MATERIAL TO PROCESS Block Start
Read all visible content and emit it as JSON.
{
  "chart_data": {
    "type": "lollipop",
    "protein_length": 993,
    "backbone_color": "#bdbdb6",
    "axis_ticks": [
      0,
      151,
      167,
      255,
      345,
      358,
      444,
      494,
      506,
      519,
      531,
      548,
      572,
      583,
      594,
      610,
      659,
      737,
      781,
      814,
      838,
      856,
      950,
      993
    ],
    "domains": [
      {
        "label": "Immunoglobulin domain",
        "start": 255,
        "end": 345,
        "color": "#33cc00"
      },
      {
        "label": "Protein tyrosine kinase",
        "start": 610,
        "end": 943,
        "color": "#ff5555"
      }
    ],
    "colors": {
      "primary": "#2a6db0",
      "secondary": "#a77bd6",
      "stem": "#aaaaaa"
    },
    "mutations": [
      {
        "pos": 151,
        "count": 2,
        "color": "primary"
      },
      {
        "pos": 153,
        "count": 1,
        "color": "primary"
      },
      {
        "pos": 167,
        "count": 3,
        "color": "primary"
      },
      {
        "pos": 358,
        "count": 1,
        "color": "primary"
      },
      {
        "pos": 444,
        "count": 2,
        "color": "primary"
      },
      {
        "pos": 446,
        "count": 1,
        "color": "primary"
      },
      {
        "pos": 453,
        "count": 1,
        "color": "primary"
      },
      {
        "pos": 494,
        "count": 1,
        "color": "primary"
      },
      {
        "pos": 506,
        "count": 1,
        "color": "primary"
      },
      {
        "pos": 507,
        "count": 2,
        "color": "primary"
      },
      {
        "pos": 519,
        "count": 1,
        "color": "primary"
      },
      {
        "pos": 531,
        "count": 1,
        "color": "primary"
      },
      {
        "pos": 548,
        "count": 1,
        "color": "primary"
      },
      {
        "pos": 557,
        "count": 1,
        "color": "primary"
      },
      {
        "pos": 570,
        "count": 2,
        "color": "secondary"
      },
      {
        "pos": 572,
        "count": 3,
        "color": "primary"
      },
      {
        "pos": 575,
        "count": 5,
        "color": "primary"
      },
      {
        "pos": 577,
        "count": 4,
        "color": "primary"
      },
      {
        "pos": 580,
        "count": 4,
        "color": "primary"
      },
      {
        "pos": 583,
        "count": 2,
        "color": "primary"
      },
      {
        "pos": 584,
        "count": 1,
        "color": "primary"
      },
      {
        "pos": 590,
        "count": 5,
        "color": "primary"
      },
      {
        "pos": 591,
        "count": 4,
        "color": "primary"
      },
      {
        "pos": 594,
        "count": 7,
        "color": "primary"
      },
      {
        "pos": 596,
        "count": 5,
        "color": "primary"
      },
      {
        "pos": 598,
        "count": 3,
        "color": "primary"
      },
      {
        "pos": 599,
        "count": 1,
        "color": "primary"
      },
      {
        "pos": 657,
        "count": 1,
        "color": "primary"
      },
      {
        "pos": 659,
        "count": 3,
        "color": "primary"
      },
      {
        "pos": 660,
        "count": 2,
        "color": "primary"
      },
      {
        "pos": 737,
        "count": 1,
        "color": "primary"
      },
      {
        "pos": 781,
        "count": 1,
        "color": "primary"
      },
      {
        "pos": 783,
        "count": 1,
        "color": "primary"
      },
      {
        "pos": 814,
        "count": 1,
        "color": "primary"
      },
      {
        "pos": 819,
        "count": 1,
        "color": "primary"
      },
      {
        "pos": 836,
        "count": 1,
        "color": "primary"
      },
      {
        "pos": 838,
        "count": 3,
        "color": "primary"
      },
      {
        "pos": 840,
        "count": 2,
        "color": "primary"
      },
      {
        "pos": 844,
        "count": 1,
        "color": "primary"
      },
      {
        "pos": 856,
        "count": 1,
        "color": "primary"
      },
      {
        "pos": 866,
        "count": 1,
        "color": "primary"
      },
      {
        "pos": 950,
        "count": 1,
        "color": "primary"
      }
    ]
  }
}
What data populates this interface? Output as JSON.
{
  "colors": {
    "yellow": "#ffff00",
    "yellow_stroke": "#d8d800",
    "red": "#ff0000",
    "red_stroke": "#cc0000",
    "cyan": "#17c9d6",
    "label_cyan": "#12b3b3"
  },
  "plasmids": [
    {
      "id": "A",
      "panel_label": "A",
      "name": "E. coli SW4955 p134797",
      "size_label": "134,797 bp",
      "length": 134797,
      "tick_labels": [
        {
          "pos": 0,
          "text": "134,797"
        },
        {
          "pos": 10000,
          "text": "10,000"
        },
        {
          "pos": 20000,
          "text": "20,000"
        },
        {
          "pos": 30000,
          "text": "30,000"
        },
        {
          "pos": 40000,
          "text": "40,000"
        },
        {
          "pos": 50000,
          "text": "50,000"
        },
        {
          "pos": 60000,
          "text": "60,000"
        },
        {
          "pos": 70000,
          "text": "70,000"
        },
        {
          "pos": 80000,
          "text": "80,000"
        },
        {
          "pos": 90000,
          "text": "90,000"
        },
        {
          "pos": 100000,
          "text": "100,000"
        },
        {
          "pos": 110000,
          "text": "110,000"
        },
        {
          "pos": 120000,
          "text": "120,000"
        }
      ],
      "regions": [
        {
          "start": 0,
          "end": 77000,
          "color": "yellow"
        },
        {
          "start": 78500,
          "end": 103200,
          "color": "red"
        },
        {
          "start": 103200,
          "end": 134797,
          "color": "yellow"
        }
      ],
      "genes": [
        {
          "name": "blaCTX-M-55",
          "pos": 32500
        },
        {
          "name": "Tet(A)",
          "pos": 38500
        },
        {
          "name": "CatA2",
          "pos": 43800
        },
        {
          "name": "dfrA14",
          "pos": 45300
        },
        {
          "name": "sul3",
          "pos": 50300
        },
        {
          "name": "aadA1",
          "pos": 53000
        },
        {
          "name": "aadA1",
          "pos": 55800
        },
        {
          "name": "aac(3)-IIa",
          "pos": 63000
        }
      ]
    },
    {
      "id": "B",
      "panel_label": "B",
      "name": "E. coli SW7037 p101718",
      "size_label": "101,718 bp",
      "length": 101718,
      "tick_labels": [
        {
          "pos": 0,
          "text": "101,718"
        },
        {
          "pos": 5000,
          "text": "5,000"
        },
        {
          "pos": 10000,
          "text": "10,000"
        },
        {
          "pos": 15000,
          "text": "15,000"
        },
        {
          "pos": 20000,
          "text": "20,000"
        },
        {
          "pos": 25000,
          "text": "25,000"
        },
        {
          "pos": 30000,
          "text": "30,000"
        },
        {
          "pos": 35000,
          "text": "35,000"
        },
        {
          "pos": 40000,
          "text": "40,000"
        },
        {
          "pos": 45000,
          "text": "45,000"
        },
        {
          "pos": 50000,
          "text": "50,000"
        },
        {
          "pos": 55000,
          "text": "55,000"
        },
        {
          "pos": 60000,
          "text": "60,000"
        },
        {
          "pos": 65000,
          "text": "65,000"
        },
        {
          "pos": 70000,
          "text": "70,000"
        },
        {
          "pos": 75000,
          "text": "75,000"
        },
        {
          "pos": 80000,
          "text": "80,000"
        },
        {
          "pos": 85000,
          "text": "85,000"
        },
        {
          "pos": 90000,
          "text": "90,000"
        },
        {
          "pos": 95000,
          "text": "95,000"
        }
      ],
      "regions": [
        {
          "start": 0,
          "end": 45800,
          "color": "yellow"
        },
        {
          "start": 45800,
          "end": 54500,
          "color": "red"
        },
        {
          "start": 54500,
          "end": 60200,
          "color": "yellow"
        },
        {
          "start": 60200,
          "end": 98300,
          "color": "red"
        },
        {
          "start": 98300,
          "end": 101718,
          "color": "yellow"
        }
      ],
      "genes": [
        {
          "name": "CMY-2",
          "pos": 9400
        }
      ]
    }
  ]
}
MATERIAL TO PROCESS Block End
EXERCISE INSTRUCTIONS: The answer must be a word-for-word restatement of the records.

RESULT:
Read all visible content and emit it as JSON.
{
  "chart_data": {
    "type": "lollipop",
    "protein_length": 993,
    "backbone_color": "#bdbdb6",
    "axis_ticks": [
      0,
      151,
      167,
      255,
      345,
      358,
      444,
      494,
      506,
      519,
      531,
      548,
      572,
      583,
      594,
      610,
      659,
      737,
      781,
      814,
      838,
      856,
      950,
      993
    ],
    "domains": [
      {
        "label": "Immunoglobulin domain",
        "start": 255,
        "end": 345,
        "color": "#33cc00"
      },
      {
        "label": "Protein tyrosine kinase",
        "start": 610,
        "end": 943,
        "color": "#ff5555"
      }
    ],
    "colors": {
      "primary": "#2a6db0",
      "secondary": "#a77bd6",
      "stem": "#aaaaaa"
    },
    "mutations": [
      {
        "pos": 151,
        "count": 2,
        "color": "primary"
      },
      {
        "pos": 153,
        "count": 1,
        "color": "primary"
      },
      {
        "pos": 167,
        "count": 3,
        "color": "primary"
      },
      {
        "pos": 358,
        "count": 1,
        "color": "primary"
      },
      {
        "pos": 444,
        "count": 2,
        "color": "primary"
      },
      {
        "pos": 446,
        "count": 1,
        "color": "primary"
      },
      {
        "pos": 453,
        "count": 1,
        "color": "primary"
      },
      {
        "pos": 494,
        "count": 1,
        "color": "primary"
      },
      {
        "pos": 506,
        "count": 1,
        "color": "primary"
      },
      {
        "pos": 507,
        "count": 2,
        "color": "primary"
      },
      {
        "pos": 519,
        "count": 1,
        "color": "primary"
      },
      {
        "pos": 531,
        "count": 1,
        "color": "primary"
      },
      {
        "pos": 548,
        "count": 1,
        "color": "primary"
      },
      {
        "pos": 557,
        "count": 1,
        "color": "primary"
      },
      {
        "pos": 570,
        "count": 2,
        "color": "secondary"
      },
      {
        "pos": 572,
        "count": 3,
        "color": "primary"
      },
      {
        "pos": 575,
        "count": 5,
        "color": "primary"
      },
      {
        "pos": 577,
        "count": 4,
        "color": "primary"
      },
      {
        "pos": 580,
        "count": 4,
        "color": "primary"
      },
      {
        "pos": 583,
        "count": 2,
        "color": "primary"
      },
      {
        "pos": 584,
        "count": 1,
        "color": "primary"
      },
      {
        "pos": 590,
        "count": 5,
        "color": "primary"
      },
      {
        "pos": 591,
        "count": 4,
        "color": "primary"
      },
      {
        "pos": 594,
        "count": 7,
        "color": "primary"
      },
      {
        "pos": 596,
        "count": 5,
        "color": "primary"
      },
      {
        "pos": 598,
        "count": 3,
        "color": "primary"
      },
      {
        "pos": 599,
        "count": 1,
        "color": "primary"
      },
      {
        "pos": 657,
        "count": 1,
        "color": "primary"
      },
      {
        "pos": 659,
        "count": 3,
        "color": "primary"
      },
      {
        "pos": 660,
        "count": 2,
        "color": "primary"
      },
      {
        "pos": 737,
        "count": 1,
        "color": "primary"
      },
      {
        "pos": 781,
        "count": 1,
        "color": "primary"
      },
      {
        "pos": 783,
        "count": 1,
        "color": "primary"
      },
      {
        "pos": 814,
        "count": 1,
        "color": "primary"
      },
      {
        "pos": 819,
        "count": 1,
        "color": "primary"
      },
      {
        "pos": 836,
        "count": 1,
        "color": "primary"
      },
      {
        "pos": 838,
        "count": 3,
        "color": "primary"
      },
      {
        "pos": 840,
        "count": 2,
        "color": "primary"
      },
      {
        "pos": 844,
        "count": 1,
        "color": "primary"
      },
      {
        "pos": 856,
        "count": 1,
        "color": "primary"
      },
      {
        "pos": 866,
        "count": 1,
        "color": "primary"
      },
      {
        "pos": 950,
        "count": 1,
        "color": "primary"
      }
    ]
  }
}
What data populates this interface? Output as JSON.
{
  "colors": {
    "yellow": "#ffff00",
    "yellow_stroke": "#d8d800",
    "red": "#ff0000",
    "red_stroke": "#cc0000",
    "cyan": "#17c9d6",
    "label_cyan": "#12b3b3"
  },
  "plasmids": [
    {
      "id": "A",
      "panel_label": "A",
      "name": "E. coli SW4955 p134797",
      "size_label": "134,797 bp",
      "length": 134797,
      "tick_labels": [
        {
          "pos": 0,
          "text": "134,797"
        },
        {
          "pos": 10000,
          "text": "10,000"
        },
        {
          "pos": 20000,
          "text": "20,000"
        },
        {
          "pos": 30000,
          "text": "30,000"
        },
        {
          "pos": 40000,
          "text": "40,000"
        },
        {
          "pos": 50000,
          "text": "50,000"
        },
        {
          "pos": 60000,
          "text": "60,000"
        },
        {
          "pos": 70000,
          "text": "70,000"
        },
        {
          "pos": 80000,
          "text": "80,000"
        },
        {
          "pos": 90000,
          "text": "90,000"
        },
        {
          "pos": 100000,
          "text": "100,000"
        },
        {
          "pos": 110000,
          "text": "110,000"
        },
        {
          "pos": 120000,
          "text": "120,000"
        }
      ],
      "regions": [
        {
          "start": 0,
          "end": 77000,
          "color": "yellow"
        },
        {
          "start": 78500,
          "end": 103200,
          "color": "red"
        },
        {
          "start": 103200,
          "end": 134797,
          "color": "yellow"
        }
      ],
      "genes": [
        {
          "name": "blaCTX-M-55",
          "pos": 32500
        },
        {
          "name": "Tet(A)",
          "pos": 38500
        },
        {
          "name": "CatA2",
          "pos": 43800
        },
        {
          "name": "dfrA14",
          "pos": 45300
        },
        {
          "name": "sul3",
          "pos": 50300
        },
        {
          "name": "aadA1",
          "pos": 53000
        },
        {
          "name": "aadA1",
          "pos": 55800
        },
        {
          "name": "aac(3)-IIa",
          "pos": 63000
        }
      ]
    },
    {
      "id": "B",
      "panel_label": "B",
      "name": "E. coli SW7037 p101718",
      "size_label": "101,718 bp",
      "length": 101718,
      "tick_labels": [
        {
          "pos": 0,
          "text": "101,718"
        },
        {
          "pos": 5000,
          "text": "5,000"
        },
        {
          "pos": 10000,
          "text": "10,000"
        },
        {
          "pos": 15000,
          "text": "15,000"
        },
        {
          "pos": 20000,
          "text": "20,000"
        },
        {
          "pos": 25000,
          "text": "25,000"
        },
        {
          "pos": 30000,
          "text": "30,000"
        },
        {
          "pos": 35000,
          "text": "35,000"
        },
        {
          "pos": 40000,
          "text": "40,000"
        },
        {
          "pos": 45000,
          "text": "45,000"
        },
        {
          "pos": 50000,
          "text": "50,000"
        },
        {
          "pos": 55000,
          "text": "55,000"
        },
        {
          "pos": 60000,
          "text": "60,000"
        },
        {
          "pos": 65000,
          "text": "65,000"
        },
        {
          "pos": 70000,
          "text": "70,000"
        },
        {
          "pos": 75000,
          "text": "75,000"
        },
        {
          "pos": 80000,
          "text": "80,000"
        },
        {
          "pos": 85000,
          "text": "85,000"
        },
        {
          "pos": 90000,
          "text": "90,000"
        },
        {
          "pos": 95000,
          "text": "95,000"
        }
      ],
      "regions": [
        {
          "start": 0,
          "end": 45800,
          "color": "yellow"
        },
        {
          "start": 45800,
          "end": 54500,
          "color": "red"
        },
        {
          "start": 54500,
          "end": 60200,
          "color": "yellow"
        },
        {
          "start": 60200,
          "end": 98300,
          "color": "red"
        },
        {
          "start": 98300,
          "end": 101718,
          "color": "yellow"
        }
      ],
      "genes": [
        {
          "name": "CMY-2",
          "pos": 9400
        }
      ]
    }
  ]
}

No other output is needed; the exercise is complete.